** start of Recorded data **

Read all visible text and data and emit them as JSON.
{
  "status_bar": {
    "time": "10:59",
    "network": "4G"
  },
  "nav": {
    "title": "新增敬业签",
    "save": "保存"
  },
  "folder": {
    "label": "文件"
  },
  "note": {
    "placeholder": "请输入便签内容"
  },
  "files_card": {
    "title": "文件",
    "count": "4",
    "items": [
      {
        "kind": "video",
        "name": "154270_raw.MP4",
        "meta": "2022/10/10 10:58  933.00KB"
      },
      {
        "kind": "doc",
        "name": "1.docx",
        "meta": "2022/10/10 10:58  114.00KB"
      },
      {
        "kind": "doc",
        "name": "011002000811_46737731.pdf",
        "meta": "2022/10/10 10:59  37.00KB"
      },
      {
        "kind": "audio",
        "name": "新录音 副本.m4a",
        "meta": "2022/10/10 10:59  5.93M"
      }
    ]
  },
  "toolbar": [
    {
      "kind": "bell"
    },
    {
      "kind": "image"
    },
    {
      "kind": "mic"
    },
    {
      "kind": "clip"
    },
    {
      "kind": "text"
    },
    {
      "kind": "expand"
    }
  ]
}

** end of Recorded data **

Required task. Type out the whole listing above again, exactly as it stands.

Full response.
Read all visible text and data and emit them as JSON.
{
  "status_bar": {
    "time": "10:59",
    "network": "4G"
  },
  "nav": {
    "title": "新增敬业签",
    "save": "保存"
  },
  "folder": {
    "label": "文件"
  },
  "note": {
    "placeholder": "请输入便签内容"
  },
  "files_card": {
    "title": "文件",
    "count": "4",
    "items": [
      {
        "kind": "video",
        "name": "154270_raw.MP4",
        "meta": "2022/10/10 10:58  933.00KB"
      },
      {
        "kind": "doc",
        "name": "1.docx",
        "meta": "2022/10/10 10:58  114.00KB"
      },
      {
        "kind": "doc",
        "name": "011002000811_46737731.pdf",
        "meta": "2022/10/10 10:59  37.00KB"
      },
      {
        "kind": "audio",
        "name": "新录音 副本.m4a",
        "meta": "2022/10/10 10:59  5.93M"
      }
    ]
  },
  "toolbar": [
    {
      "kind": "bell"
    },
    {
      "kind": "image"
    },
    {
      "kind": "mic"
    },
    {
      "kind": "clip"
    },
    {
      "kind": "text"
    },
    {
      "kind": "expand"
    }
  ]
}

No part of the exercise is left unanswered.